Dataset entries:
......
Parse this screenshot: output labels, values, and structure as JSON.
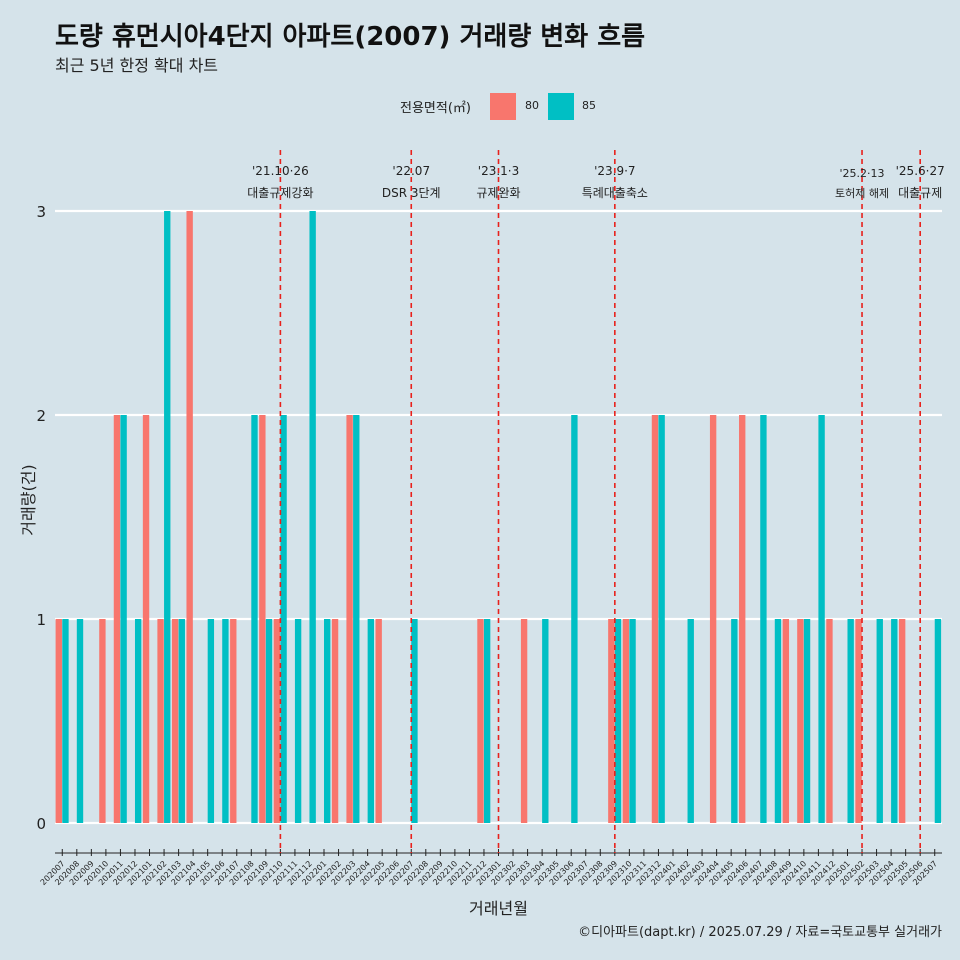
{
  "title": "도량 휴먼시아4단지 아파트(2007) 거래량 변화 흐름",
  "subtitle": "최근 5년 한정 확대 차트",
  "caption": "©디아파트(dapt.kr) / 2025.07.29 / 자료=국토교통부 실거래가",
  "legend": {
    "title": "전용면적(㎡)",
    "items": [
      {
        "label": "80",
        "color": "#f8766d"
      },
      {
        "label": "85",
        "color": "#00bfc4"
      }
    ]
  },
  "chart_data": {
    "type": "bar",
    "title": "도량 휴먼시아4단지 아파트(2007) 거래량 변화 흐름",
    "xlabel": "거래년월",
    "ylabel": "거래량(건)",
    "ylim": [
      0,
      3
    ],
    "yticks": [
      0,
      1,
      2,
      3
    ],
    "categories": [
      "202007",
      "202008",
      "202009",
      "202010",
      "202011",
      "202012",
      "202101",
      "202102",
      "202103",
      "202104",
      "202105",
      "202106",
      "202107",
      "202108",
      "202109",
      "202110",
      "202111",
      "202112",
      "202201",
      "202202",
      "202203",
      "202204",
      "202205",
      "202206",
      "202207",
      "202208",
      "202209",
      "202210",
      "202211",
      "202212",
      "202301",
      "202302",
      "202303",
      "202304",
      "202305",
      "202306",
      "202307",
      "202308",
      "202309",
      "202310",
      "202311",
      "202312",
      "202401",
      "202402",
      "202403",
      "202404",
      "202405",
      "202406",
      "202407",
      "202408",
      "202409",
      "202410",
      "202411",
      "202412",
      "202501",
      "202502",
      "202503",
      "202504",
      "202505",
      "202506",
      "202507"
    ],
    "series": [
      {
        "name": "80",
        "color": "#f8766d",
        "values": [
          1,
          0,
          0,
          1,
          2,
          0,
          2,
          1,
          1,
          3,
          0,
          0,
          1,
          0,
          2,
          1,
          0,
          0,
          0,
          1,
          2,
          0,
          1,
          0,
          0,
          0,
          0,
          0,
          0,
          1,
          0,
          0,
          1,
          0,
          0,
          0,
          0,
          0,
          1,
          1,
          0,
          2,
          0,
          0,
          0,
          2,
          0,
          2,
          0,
          0,
          1,
          1,
          0,
          1,
          0,
          1,
          0,
          0,
          1,
          0,
          0
        ]
      },
      {
        "name": "85",
        "color": "#00bfc4",
        "values": [
          1,
          1,
          0,
          0,
          2,
          1,
          0,
          3,
          1,
          0,
          1,
          1,
          0,
          2,
          1,
          2,
          1,
          3,
          1,
          0,
          2,
          1,
          0,
          0,
          1,
          0,
          0,
          0,
          0,
          1,
          0,
          0,
          0,
          1,
          0,
          2,
          0,
          0,
          1,
          1,
          0,
          2,
          0,
          1,
          0,
          0,
          1,
          0,
          2,
          1,
          0,
          1,
          2,
          0,
          1,
          0,
          1,
          1,
          0,
          0,
          1
        ]
      }
    ],
    "events": [
      {
        "at": "202110",
        "line1": "'21.10·26",
        "line2": "대출규제강화"
      },
      {
        "at": "202207",
        "line1": "'22.07",
        "line2": "DSR 3단계"
      },
      {
        "at": "202301",
        "line1": "'23.1·3",
        "line2": "규제완화"
      },
      {
        "at": "202309",
        "line1": "'23.9·7",
        "line2": "특례대출축소"
      },
      {
        "at": "202502",
        "line1": "'25.2·13",
        "line2": "토허제 해제"
      },
      {
        "at": "202506",
        "line1": "'25.6·27",
        "line2": "대출규제"
      }
    ]
  }
}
......
Requirement: Copy all lines from the material that include "color".

Exercise result:
        "color": "#f8766d"
        "color": "#00bfc4"
        "color": "#f8766d",
        "color": "#00bfc4",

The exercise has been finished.